TASK OBJECTIVE. Write out all lines holding the word "bulb".

(Recorded data)
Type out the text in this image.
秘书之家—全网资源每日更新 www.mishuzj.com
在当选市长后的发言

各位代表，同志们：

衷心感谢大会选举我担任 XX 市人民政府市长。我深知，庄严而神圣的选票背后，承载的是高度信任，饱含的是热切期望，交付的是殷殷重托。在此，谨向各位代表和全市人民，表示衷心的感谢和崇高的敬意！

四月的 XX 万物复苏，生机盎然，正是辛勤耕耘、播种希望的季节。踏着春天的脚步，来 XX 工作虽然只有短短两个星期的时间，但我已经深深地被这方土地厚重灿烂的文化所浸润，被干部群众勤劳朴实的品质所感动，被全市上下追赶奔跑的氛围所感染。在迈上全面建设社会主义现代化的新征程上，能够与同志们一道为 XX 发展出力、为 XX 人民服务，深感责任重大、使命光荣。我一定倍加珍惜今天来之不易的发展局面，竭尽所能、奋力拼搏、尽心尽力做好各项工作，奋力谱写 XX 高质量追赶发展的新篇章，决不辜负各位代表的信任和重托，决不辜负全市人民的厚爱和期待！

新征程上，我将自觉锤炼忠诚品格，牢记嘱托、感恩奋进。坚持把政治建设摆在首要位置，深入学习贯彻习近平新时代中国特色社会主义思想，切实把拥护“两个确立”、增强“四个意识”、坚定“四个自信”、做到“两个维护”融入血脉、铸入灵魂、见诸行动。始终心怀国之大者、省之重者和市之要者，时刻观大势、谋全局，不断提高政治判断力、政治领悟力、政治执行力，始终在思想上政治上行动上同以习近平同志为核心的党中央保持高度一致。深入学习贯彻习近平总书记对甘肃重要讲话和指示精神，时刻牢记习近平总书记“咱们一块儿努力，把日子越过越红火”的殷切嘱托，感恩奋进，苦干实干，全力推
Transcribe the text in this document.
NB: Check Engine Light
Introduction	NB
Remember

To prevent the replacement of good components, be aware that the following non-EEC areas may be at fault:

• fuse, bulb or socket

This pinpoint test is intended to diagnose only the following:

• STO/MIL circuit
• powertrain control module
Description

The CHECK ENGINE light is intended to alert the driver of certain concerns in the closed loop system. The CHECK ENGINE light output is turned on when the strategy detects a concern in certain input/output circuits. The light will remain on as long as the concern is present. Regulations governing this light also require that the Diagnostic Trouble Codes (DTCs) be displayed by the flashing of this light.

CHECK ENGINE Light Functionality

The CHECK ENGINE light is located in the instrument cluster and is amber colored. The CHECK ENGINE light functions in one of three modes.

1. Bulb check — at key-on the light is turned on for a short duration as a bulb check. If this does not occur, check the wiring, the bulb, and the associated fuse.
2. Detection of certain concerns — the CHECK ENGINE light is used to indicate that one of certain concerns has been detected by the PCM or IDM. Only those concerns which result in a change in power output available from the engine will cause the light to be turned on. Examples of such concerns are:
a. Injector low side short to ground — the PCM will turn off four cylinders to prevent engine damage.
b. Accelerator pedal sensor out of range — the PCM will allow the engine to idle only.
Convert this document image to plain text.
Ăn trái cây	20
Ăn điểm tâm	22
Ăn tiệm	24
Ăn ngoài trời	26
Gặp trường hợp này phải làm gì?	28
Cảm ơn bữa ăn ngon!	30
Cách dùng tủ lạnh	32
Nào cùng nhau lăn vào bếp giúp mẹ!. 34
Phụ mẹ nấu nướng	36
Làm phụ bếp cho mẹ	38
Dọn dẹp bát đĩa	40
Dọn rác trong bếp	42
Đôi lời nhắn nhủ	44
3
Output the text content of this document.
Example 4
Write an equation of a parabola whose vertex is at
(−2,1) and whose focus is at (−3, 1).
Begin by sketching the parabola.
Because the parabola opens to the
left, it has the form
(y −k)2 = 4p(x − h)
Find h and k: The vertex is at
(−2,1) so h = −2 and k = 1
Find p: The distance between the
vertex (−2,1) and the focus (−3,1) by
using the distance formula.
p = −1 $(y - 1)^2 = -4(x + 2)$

RESPONSE.
• fuse, bulb or socket
1. Bulb check — at key-on the light is turned on for a short duration as a bulb check. If this does not occur, check the wiring, the bulb, and the associated fuse.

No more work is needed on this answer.